┏━━

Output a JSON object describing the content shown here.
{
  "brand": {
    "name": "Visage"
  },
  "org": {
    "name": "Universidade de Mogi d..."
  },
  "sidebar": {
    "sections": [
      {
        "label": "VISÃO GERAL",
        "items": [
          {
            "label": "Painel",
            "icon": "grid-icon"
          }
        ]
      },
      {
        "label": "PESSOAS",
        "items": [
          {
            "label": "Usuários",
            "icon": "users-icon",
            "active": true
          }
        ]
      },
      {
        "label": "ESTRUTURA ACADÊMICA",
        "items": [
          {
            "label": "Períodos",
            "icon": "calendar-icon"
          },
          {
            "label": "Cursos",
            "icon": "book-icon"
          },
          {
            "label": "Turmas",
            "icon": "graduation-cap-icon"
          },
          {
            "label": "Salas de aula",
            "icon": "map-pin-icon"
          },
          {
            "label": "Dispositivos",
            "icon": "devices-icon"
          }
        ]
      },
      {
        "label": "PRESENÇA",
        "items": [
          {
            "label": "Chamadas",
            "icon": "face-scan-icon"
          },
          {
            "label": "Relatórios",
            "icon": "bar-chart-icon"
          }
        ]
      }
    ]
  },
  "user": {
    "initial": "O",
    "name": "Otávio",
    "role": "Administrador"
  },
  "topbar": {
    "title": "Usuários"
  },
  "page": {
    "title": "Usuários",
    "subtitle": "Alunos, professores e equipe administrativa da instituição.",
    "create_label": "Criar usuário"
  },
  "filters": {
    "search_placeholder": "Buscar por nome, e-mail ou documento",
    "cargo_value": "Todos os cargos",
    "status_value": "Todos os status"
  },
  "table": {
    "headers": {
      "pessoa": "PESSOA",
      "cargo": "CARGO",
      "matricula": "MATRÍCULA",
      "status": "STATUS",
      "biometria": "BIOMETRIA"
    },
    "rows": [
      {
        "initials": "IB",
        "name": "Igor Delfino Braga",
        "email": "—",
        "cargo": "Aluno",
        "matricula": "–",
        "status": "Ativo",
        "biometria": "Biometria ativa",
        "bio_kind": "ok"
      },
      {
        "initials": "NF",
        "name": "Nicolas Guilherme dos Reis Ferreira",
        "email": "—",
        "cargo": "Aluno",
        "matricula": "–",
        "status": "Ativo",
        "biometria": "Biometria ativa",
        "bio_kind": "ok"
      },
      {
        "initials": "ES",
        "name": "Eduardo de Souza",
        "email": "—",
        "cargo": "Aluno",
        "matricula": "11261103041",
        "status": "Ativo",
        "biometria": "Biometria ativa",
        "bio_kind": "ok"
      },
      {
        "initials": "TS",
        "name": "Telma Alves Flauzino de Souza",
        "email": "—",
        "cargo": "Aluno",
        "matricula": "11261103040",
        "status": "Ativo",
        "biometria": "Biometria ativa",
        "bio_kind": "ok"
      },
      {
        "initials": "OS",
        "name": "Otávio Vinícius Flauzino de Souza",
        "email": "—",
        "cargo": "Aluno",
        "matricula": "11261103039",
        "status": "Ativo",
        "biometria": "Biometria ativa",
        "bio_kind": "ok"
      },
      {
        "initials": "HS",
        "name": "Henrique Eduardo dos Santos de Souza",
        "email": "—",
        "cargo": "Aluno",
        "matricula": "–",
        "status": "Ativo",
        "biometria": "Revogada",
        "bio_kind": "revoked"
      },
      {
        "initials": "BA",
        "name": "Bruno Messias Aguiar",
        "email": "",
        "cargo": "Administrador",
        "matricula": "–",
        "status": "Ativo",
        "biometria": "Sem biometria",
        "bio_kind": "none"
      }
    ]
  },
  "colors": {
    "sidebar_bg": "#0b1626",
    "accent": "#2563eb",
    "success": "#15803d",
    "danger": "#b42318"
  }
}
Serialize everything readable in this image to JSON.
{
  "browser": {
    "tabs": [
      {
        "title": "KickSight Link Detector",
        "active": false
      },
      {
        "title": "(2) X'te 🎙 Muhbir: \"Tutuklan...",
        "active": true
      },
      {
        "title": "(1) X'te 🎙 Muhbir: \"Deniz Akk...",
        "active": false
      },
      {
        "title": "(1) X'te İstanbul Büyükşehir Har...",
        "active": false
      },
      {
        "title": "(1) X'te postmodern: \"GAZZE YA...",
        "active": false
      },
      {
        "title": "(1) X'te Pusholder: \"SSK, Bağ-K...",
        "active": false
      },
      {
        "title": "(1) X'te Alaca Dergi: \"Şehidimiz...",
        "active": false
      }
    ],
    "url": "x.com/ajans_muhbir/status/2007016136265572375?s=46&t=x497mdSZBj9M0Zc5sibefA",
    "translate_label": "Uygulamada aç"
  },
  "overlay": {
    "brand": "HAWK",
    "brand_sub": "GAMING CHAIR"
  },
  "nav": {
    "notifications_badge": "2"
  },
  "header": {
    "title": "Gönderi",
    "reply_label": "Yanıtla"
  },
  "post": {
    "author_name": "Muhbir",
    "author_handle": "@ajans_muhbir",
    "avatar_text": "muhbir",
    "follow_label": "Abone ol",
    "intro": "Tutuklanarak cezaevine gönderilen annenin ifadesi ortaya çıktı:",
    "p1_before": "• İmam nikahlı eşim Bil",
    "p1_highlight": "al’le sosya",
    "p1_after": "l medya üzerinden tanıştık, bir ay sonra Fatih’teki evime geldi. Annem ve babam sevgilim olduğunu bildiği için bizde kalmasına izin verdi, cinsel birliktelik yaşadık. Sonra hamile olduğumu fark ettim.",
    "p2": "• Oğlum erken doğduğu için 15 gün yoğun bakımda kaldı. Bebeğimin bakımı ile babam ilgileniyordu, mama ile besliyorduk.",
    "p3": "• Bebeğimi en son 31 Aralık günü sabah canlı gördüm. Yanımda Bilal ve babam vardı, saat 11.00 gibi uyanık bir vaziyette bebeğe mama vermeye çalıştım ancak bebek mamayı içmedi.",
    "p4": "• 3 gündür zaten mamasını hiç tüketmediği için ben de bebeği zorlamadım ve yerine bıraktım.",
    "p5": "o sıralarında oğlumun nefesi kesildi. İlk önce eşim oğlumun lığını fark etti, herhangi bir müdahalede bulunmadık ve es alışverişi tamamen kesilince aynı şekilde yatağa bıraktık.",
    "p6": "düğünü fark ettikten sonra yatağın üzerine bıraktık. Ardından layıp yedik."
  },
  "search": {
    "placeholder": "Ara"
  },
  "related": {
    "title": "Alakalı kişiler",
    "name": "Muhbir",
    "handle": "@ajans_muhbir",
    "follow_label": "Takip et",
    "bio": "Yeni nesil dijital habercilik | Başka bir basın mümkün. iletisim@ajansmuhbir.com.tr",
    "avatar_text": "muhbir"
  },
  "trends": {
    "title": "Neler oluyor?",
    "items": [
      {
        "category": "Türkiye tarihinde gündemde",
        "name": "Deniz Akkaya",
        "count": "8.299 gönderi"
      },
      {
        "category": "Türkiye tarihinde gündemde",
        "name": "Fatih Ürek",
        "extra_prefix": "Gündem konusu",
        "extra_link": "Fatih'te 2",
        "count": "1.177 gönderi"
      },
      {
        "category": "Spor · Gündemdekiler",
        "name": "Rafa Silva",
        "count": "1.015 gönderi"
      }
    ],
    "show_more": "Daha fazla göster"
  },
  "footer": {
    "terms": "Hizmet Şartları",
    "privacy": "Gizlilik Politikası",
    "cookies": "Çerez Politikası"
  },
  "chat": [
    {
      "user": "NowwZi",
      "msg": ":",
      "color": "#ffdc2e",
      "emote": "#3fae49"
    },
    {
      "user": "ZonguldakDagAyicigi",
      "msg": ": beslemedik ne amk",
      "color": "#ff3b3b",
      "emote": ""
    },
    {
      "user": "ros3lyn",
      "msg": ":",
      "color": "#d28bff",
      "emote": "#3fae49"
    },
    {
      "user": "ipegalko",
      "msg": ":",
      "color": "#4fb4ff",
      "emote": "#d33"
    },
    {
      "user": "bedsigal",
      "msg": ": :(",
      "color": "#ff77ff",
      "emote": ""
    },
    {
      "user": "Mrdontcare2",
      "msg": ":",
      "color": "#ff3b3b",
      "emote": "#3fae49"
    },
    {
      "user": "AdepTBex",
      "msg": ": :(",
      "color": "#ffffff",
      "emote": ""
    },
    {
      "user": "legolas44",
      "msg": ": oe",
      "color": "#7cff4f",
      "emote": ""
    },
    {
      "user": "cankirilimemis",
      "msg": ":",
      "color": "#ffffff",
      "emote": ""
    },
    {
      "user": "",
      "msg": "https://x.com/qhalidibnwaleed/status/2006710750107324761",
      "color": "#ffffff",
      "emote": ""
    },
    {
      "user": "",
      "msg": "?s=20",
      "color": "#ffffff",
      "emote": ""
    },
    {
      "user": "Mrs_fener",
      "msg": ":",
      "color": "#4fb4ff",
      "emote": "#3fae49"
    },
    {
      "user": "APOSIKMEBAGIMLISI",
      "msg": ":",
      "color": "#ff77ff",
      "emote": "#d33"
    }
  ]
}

┗━━

Within the data above, pick out all lines holding the word "Politikası".

CORRECT OUTPUT
    "privacy": "Gizlilik Politikası",
    "cookies": "Çerez Politikası"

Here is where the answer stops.